**WHAT YOU NEED TO DO**
Repeat each line of the material below exactly as it appears, minus any pictures.
*****
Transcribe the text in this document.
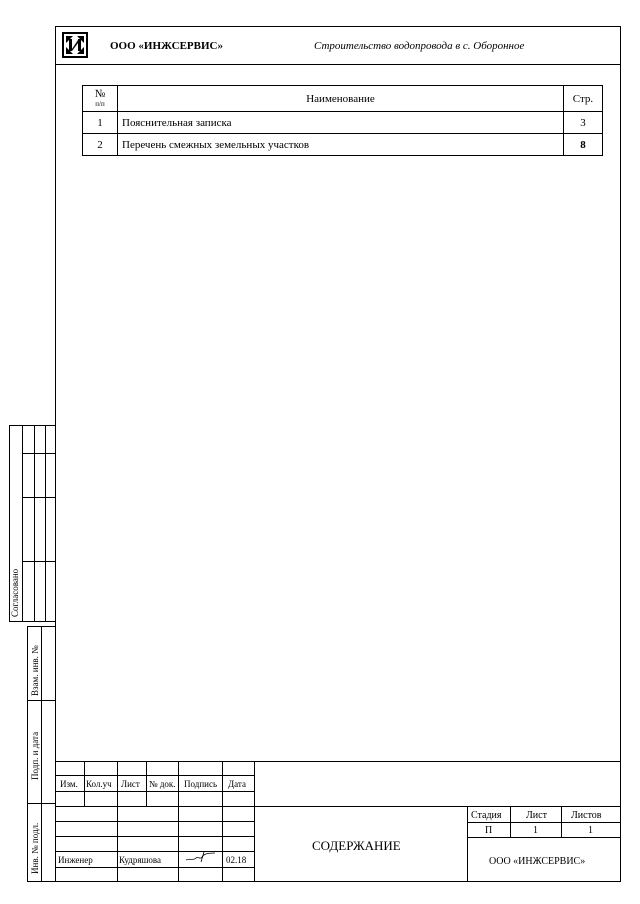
ООО «ИНЖСЕРВИС»	Строительство водопровода в с. Оборонное
№
п/п	Наименование	Стр.
1	Пояснительная записка	3
2	Перечень смежных земельных участков	8
Согласовано
Взам. инв. №
Подп. и дата
Инв. № подл.
Изм. Кол.уч Лист № док. Подпись Дата
Инженер	Кудряшова	02.18
СОДЕРЖАНИЕ
Стадия Лист Листов
П	1	1
ООО «ИНЖСЕРВИС»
*****
**CORRECT RESPONSE**
Transcribe the text in this document.
ООО «ИНЖСЕРВИС»	Строительство водопровода в с. Оборонное
№
п/п	Наименование	Стр.
1	Пояснительная записка	3
2	Перечень смежных земельных участков	8
Согласовано
Взам. инв. №
Подп. и дата
Инв. № подл.
Изм. Кол.уч Лист № док. Подпись Дата
Инженер	Кудряшова	02.18
СОДЕРЖАНИЕ
Стадия Лист Листов
П	1	1
ООО «ИНЖСЕРВИС»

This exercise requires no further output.